═══ Dataset records ═══
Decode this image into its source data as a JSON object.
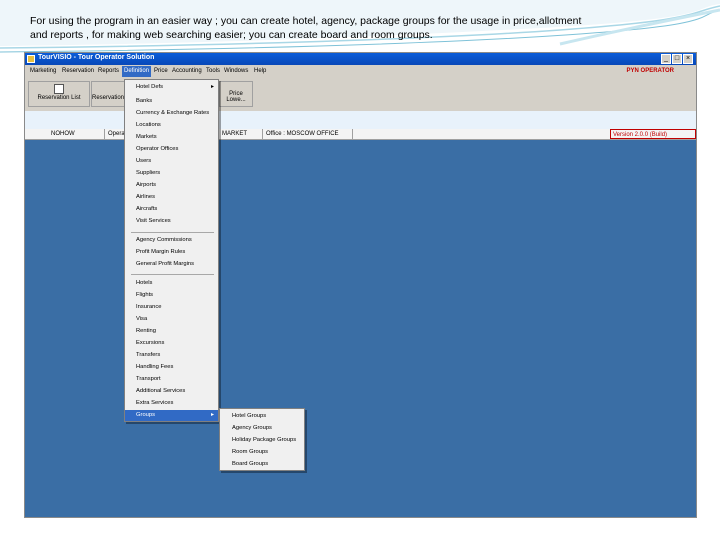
{
  "caption": "For using the program in an easier way ; you can create hotel, agency, package groups for the usage in price,allotment and reports , for making web searching easier; you can create board and room groups.",
  "window": {
    "title": "TourVISIO - Tour Operator Solution",
    "controls": [
      "_",
      "□",
      "×"
    ]
  },
  "menubar": {
    "items": [
      "Marketing",
      "Reservation",
      "Reports",
      "Definition",
      "Price",
      "Accounting",
      "Tools",
      "Windows",
      "Help"
    ],
    "user": "PYN OPERATOR"
  },
  "toolbar": {
    "buttons": [
      "Reservation List",
      "Reservation",
      "Price Lowe..."
    ]
  },
  "statusbar": {
    "cells": [
      "NOHOW",
      "Operator",
      "",
      "MARKET",
      "Office : MOSCOW OFFICE"
    ],
    "version": "Version 2.0.0 (Build)"
  },
  "definition_menu": {
    "items": [
      "Hotel Defs",
      "Banks",
      "Currency & Exchange Rates",
      "Locations",
      "Markets",
      "Operator Offices",
      "Users",
      "Suppliers",
      "Airports",
      "Airlines",
      "Aircrafts",
      "Visit Services",
      "Agency Commissions",
      "Profit Margin Rules",
      "General Profit Margins",
      "Hotels",
      "Flights",
      "Insurance",
      "Visa",
      "Renting",
      "Excursions",
      "Transfers",
      "Handling Fees",
      "Transport",
      "Additional Services",
      "Extra Services",
      "Groups"
    ],
    "selected": "Groups"
  },
  "groups_submenu": {
    "items": [
      "Hotel Groups",
      "Agency Groups",
      "Holiday Package Groups",
      "Room Groups",
      "Board Groups"
    ]
  },
  "colors": {
    "desktop": "#3a6ea5",
    "titlebar": "#0a5cd8",
    "menu_highlight": "#316ac5",
    "accent_red": "#c00000"
  }
}
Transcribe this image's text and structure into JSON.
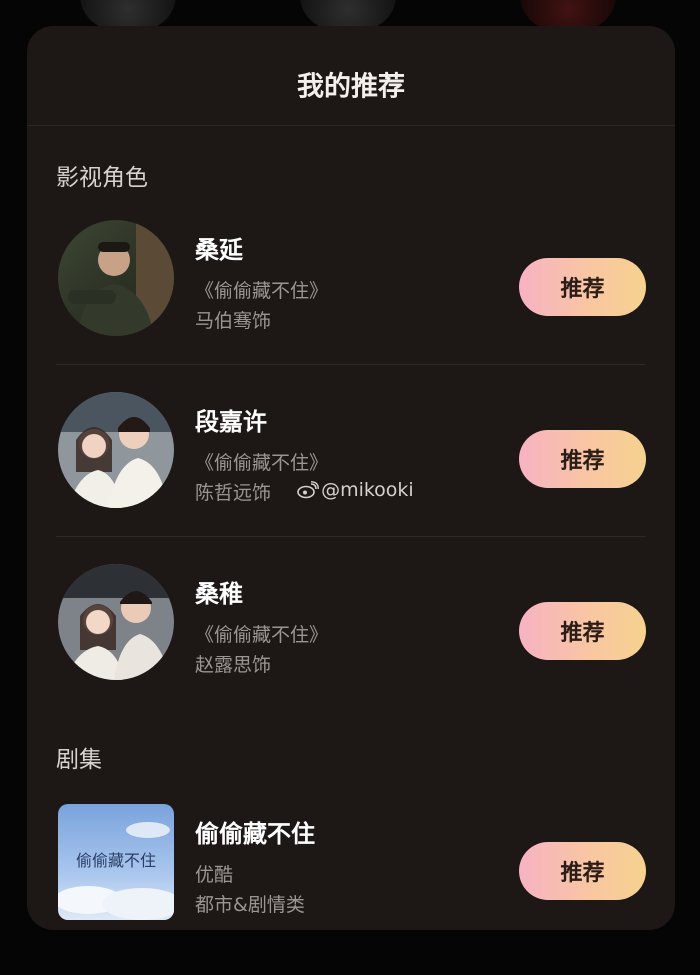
{
  "sheet": {
    "title": "我的推荐"
  },
  "sections": {
    "characters_title": "影视角色",
    "drama_title": "剧集"
  },
  "characters": [
    {
      "name": "桑延",
      "show": "《偷偷藏不住》",
      "actor": "马伯骞饰",
      "button": "推荐",
      "avatar_icon": "actor-photo-icon"
    },
    {
      "name": "段嘉许",
      "show": "《偷偷藏不住》",
      "actor": "陈哲远饰",
      "weibo": "@mikooki",
      "button": "推荐",
      "avatar_icon": "actor-photo-icon"
    },
    {
      "name": "桑稚",
      "show": "《偷偷藏不住》",
      "actor": "赵露思饰",
      "button": "推荐",
      "avatar_icon": "actor-photo-icon"
    }
  ],
  "drama": {
    "title": "偷偷藏不住",
    "platform": "优酷",
    "genre": "都市&剧情类",
    "button": "推荐",
    "poster_text": "偷偷藏不住"
  },
  "colors": {
    "sheet_bg": "#1d1816",
    "button_gradient_start": "#f7b2c4",
    "button_gradient_end": "#f6d28f"
  }
}
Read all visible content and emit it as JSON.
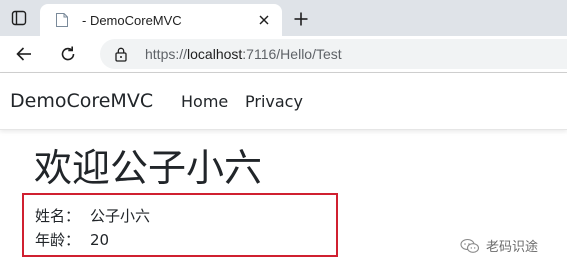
{
  "browser": {
    "tab": {
      "title": "- DemoCoreMVC"
    },
    "address_bar": {
      "scheme": "https://",
      "host": "localhost",
      "rest": ":7116/Hello/Test"
    }
  },
  "navbar": {
    "brand": "DemoCoreMVC",
    "links": [
      {
        "label": "Home"
      },
      {
        "label": "Privacy"
      }
    ]
  },
  "main": {
    "heading": "欢迎公子小六",
    "details": [
      {
        "label": "姓名：",
        "value": "公子小六"
      },
      {
        "label": "年龄：",
        "value": "20"
      }
    ]
  },
  "watermark": {
    "text": "老码识途"
  },
  "colors": {
    "tabstrip_bg": "#dfe3e8",
    "highlight_border": "#d02030",
    "omnibox_bg": "#f1f3f4"
  }
}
═══
> What you should do: Gather from the data above every line with the string "DemoCoreMVC".

> Answer to the task:
      "title": "- DemoCoreMVC"
    "brand": "DemoCoreMVC",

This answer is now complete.